Task details: Copy every record word for word. The images stay behind.

Input:
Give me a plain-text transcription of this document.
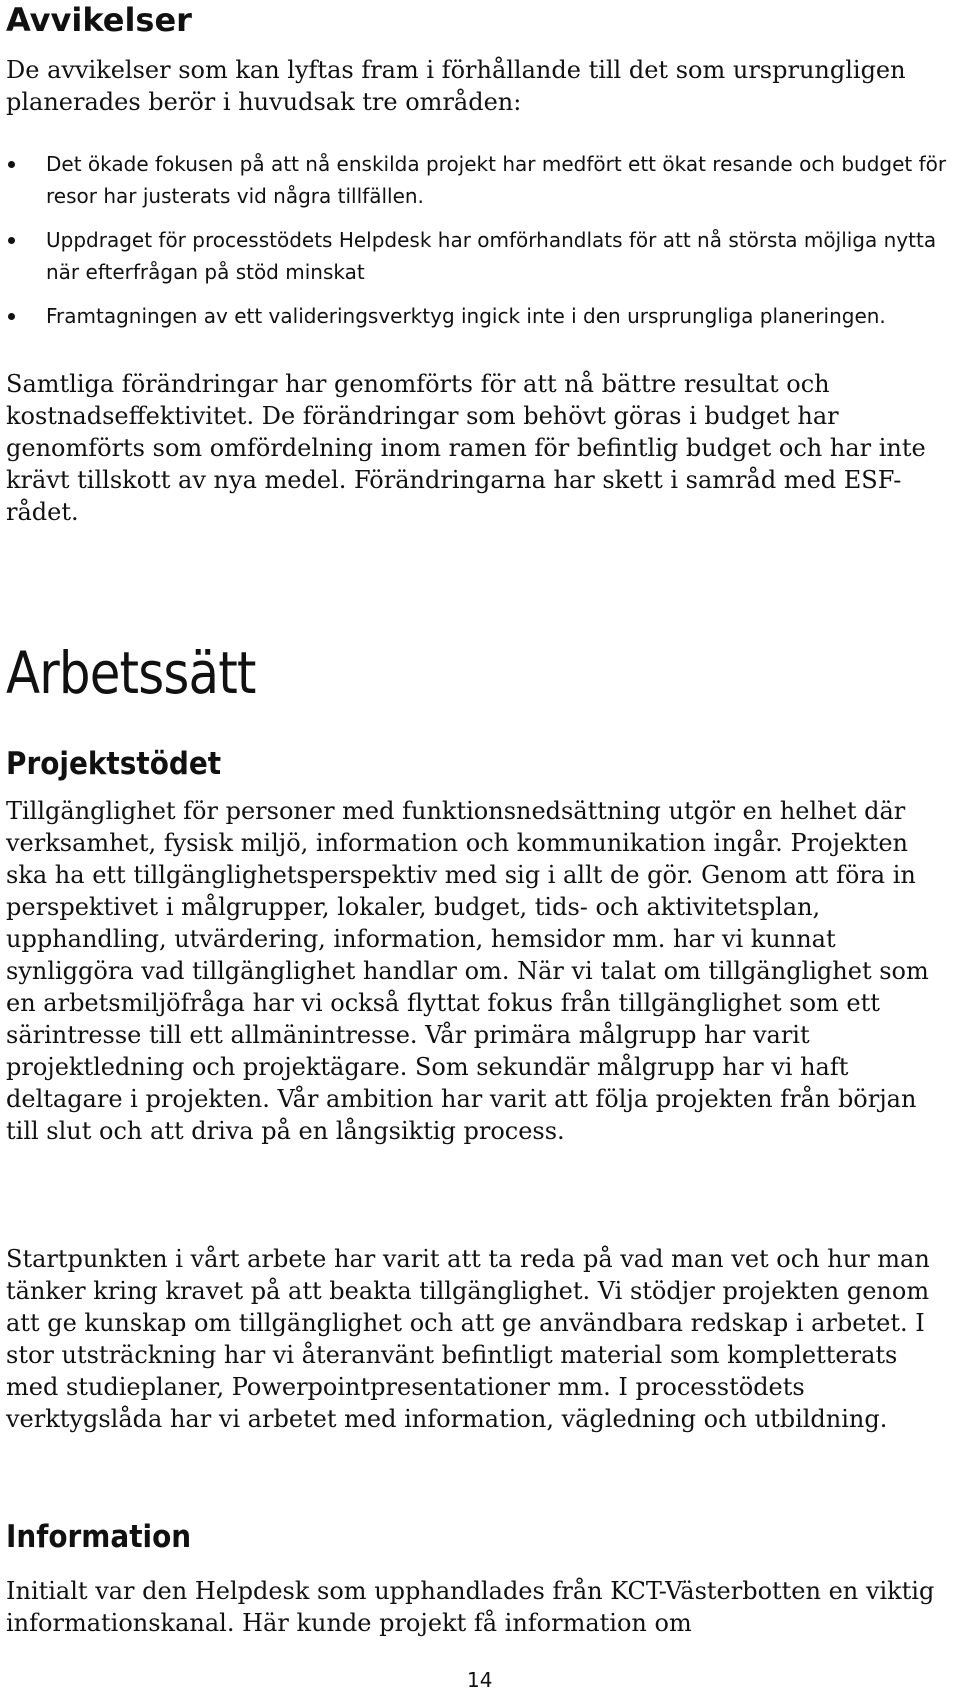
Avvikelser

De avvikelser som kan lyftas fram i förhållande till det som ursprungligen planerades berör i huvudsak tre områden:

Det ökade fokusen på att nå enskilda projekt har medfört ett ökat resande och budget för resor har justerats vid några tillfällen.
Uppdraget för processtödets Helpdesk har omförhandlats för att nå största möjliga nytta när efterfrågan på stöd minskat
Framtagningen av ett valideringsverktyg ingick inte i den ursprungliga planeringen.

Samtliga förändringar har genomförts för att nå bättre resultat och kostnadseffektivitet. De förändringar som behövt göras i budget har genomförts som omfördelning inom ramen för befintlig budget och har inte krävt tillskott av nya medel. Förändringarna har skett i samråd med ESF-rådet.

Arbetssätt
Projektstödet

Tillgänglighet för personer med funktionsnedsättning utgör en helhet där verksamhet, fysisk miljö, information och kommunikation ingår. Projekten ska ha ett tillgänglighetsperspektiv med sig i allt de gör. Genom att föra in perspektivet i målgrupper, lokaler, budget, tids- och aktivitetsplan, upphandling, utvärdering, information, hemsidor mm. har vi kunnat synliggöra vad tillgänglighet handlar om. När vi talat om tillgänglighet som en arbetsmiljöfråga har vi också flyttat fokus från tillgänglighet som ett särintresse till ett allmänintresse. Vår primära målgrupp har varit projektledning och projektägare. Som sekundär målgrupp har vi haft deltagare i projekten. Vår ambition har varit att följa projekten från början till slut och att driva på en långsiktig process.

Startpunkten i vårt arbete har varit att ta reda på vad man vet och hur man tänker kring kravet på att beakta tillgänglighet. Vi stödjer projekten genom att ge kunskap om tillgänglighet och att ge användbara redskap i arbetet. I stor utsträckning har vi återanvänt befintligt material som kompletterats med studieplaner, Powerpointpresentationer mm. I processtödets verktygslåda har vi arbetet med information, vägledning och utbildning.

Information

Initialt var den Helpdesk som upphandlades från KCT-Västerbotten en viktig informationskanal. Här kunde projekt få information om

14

Worked solution:
Give me a plain-text transcription of this document.
Avvikelser

De avvikelser som kan lyftas fram i förhållande till det som ursprungligen planerades berör i huvudsak tre områden:

Det ökade fokusen på att nå enskilda projekt har medfört ett ökat resande och budget för resor har justerats vid några tillfällen.
Uppdraget för processtödets Helpdesk har omförhandlats för att nå största möjliga nytta när efterfrågan på stöd minskat
Framtagningen av ett valideringsverktyg ingick inte i den ursprungliga planeringen.

Samtliga förändringar har genomförts för att nå bättre resultat och kostnadseffektivitet. De förändringar som behövt göras i budget har genomförts som omfördelning inom ramen för befintlig budget och har inte krävt tillskott av nya medel. Förändringarna har skett i samråd med ESF-rådet.

Arbetssätt
Projektstödet

Tillgänglighet för personer med funktionsnedsättning utgör en helhet där verksamhet, fysisk miljö, information och kommunikation ingår. Projekten ska ha ett tillgänglighetsperspektiv med sig i allt de gör. Genom att föra in perspektivet i målgrupper, lokaler, budget, tids- och aktivitetsplan, upphandling, utvärdering, information, hemsidor mm. har vi kunnat synliggöra vad tillgänglighet handlar om. När vi talat om tillgänglighet som en arbetsmiljöfråga har vi också flyttat fokus från tillgänglighet som ett särintresse till ett allmänintresse. Vår primära målgrupp har varit projektledning och projektägare. Som sekundär målgrupp har vi haft deltagare i projekten. Vår ambition har varit att följa projekten från början till slut och att driva på en långsiktig process.

Startpunkten i vårt arbete har varit att ta reda på vad man vet och hur man tänker kring kravet på att beakta tillgänglighet. Vi stödjer projekten genom att ge kunskap om tillgänglighet och att ge användbara redskap i arbetet. I stor utsträckning har vi återanvänt befintligt material som kompletterats med studieplaner, Powerpointpresentationer mm. I processtödets verktygslåda har vi arbetet med information, vägledning och utbildning.

Information

Initialt var den Helpdesk som upphandlades från KCT-Västerbotten en viktig informationskanal. Här kunde projekt få information om

14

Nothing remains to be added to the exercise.